==== Given entries ====

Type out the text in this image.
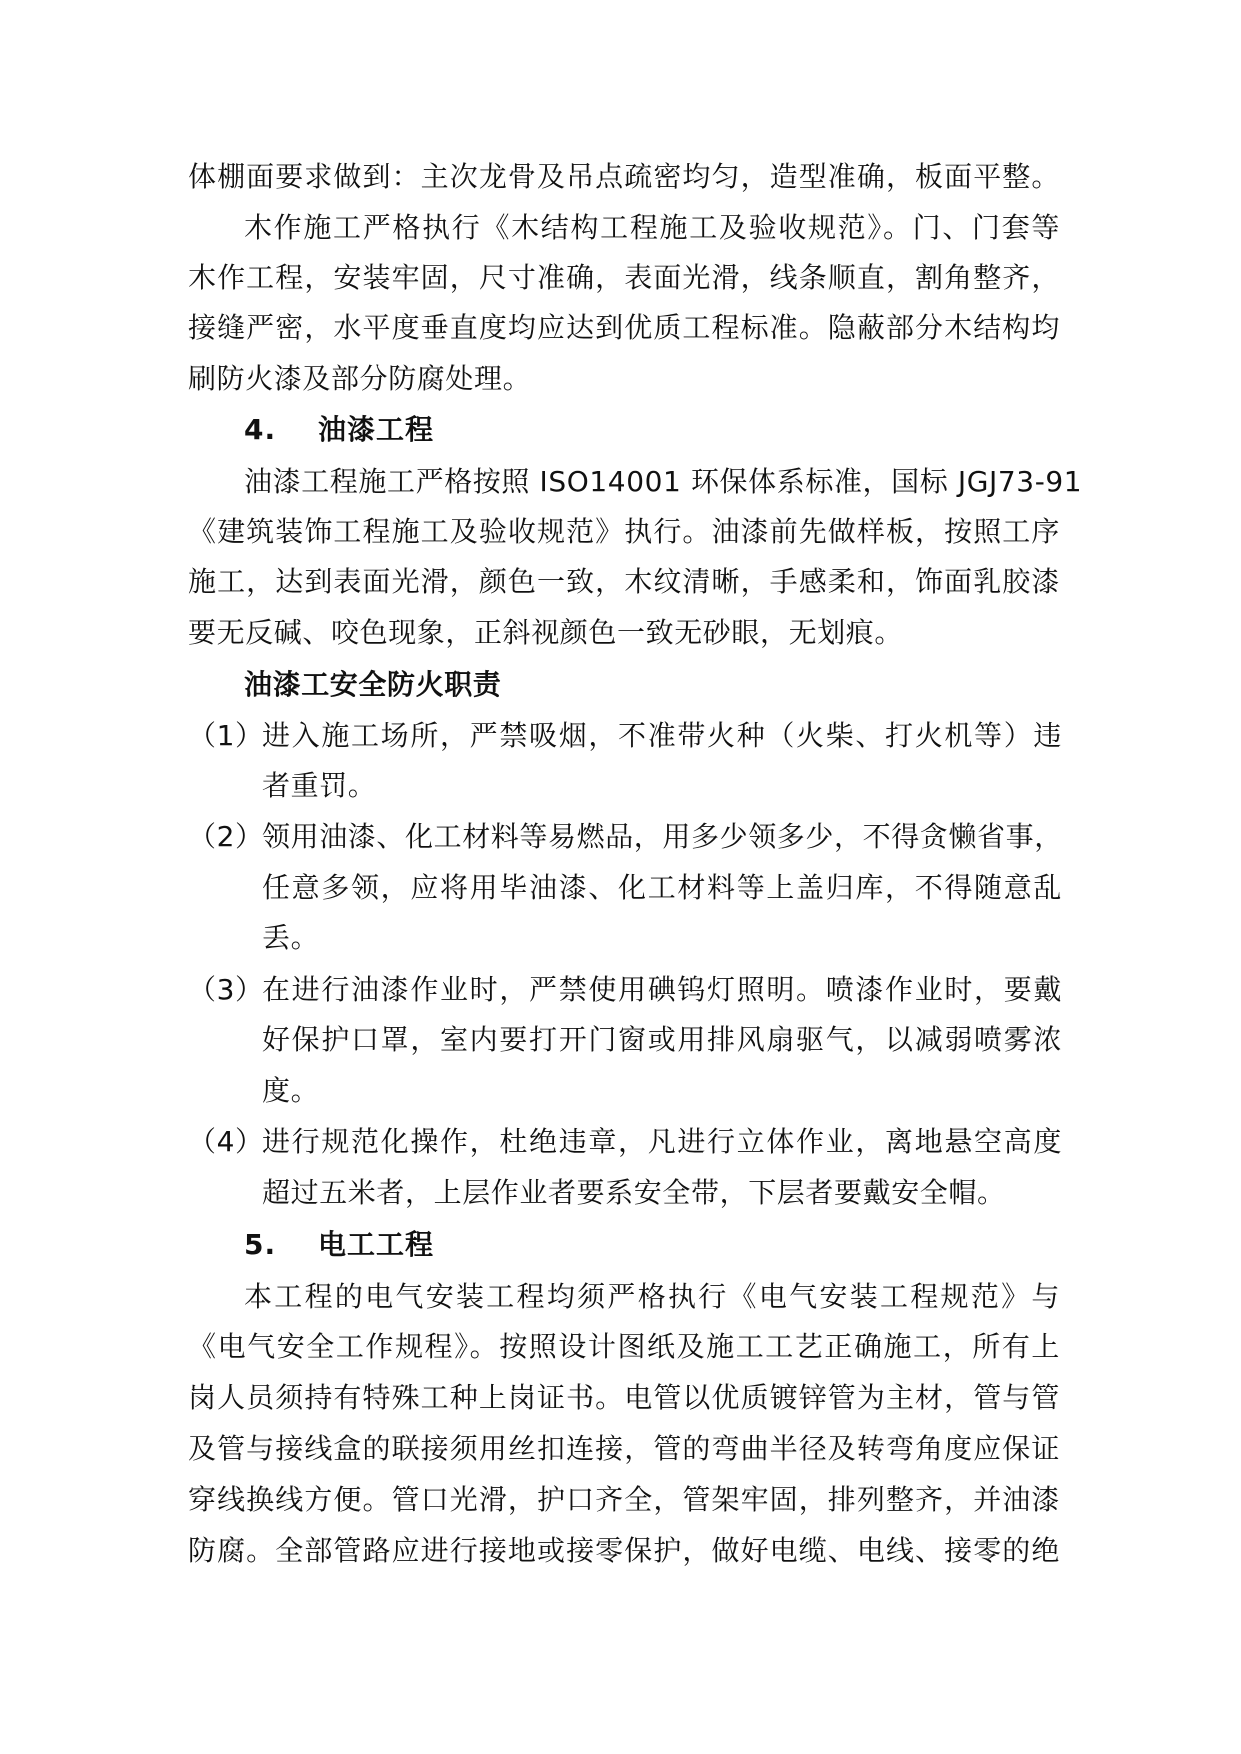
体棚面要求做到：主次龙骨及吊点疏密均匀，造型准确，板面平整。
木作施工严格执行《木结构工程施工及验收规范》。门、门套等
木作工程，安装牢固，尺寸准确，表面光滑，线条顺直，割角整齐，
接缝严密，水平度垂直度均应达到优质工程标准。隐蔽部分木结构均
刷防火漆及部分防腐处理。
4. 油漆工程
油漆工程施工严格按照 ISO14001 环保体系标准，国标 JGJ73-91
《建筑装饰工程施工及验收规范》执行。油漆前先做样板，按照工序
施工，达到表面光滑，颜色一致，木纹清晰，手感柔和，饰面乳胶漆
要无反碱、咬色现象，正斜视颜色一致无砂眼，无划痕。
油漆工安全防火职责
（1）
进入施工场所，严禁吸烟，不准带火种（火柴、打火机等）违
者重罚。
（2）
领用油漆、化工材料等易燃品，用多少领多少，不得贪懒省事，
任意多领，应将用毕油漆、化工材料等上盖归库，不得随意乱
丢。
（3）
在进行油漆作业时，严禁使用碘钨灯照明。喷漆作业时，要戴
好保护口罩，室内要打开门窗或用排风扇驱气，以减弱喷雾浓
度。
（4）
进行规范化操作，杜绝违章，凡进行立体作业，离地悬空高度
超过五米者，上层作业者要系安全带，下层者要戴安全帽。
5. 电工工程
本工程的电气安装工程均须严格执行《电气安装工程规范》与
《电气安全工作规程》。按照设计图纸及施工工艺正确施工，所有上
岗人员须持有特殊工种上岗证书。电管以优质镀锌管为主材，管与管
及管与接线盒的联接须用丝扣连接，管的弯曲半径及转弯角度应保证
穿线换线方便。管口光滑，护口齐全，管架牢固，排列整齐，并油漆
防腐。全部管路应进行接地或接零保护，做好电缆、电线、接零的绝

====

Copy all the lines of data exactly as they appear, dropping any images.

Type out the text in this image.
体棚面要求做到：主次龙骨及吊点疏密均匀，造型准确，板面平整。
木作施工严格执行《木结构工程施工及验收规范》。门、门套等
木作工程，安装牢固，尺寸准确，表面光滑，线条顺直，割角整齐，
接缝严密，水平度垂直度均应达到优质工程标准。隐蔽部分木结构均
刷防火漆及部分防腐处理。
4. 油漆工程
油漆工程施工严格按照 ISO14001 环保体系标准，国标 JGJ73-91
《建筑装饰工程施工及验收规范》执行。油漆前先做样板，按照工序
施工，达到表面光滑，颜色一致，木纹清晰，手感柔和，饰面乳胶漆
要无反碱、咬色现象，正斜视颜色一致无砂眼，无划痕。
油漆工安全防火职责
（1）
进入施工场所，严禁吸烟，不准带火种（火柴、打火机等）违
者重罚。
（2）
领用油漆、化工材料等易燃品，用多少领多少，不得贪懒省事，
任意多领，应将用毕油漆、化工材料等上盖归库，不得随意乱
丢。
（3）
在进行油漆作业时，严禁使用碘钨灯照明。喷漆作业时，要戴
好保护口罩，室内要打开门窗或用排风扇驱气，以减弱喷雾浓
度。
（4）
进行规范化操作，杜绝违章，凡进行立体作业，离地悬空高度
超过五米者，上层作业者要系安全带，下层者要戴安全帽。
5. 电工工程
本工程的电气安装工程均须严格执行《电气安装工程规范》与
《电气安全工作规程》。按照设计图纸及施工工艺正确施工，所有上
岗人员须持有特殊工种上岗证书。电管以优质镀锌管为主材，管与管
及管与接线盒的联接须用丝扣连接，管的弯曲半径及转弯角度应保证
穿线换线方便。管口光滑，护口齐全，管架牢固，排列整齐，并油漆
防腐。全部管路应进行接地或接零保护，做好电缆、电线、接零的绝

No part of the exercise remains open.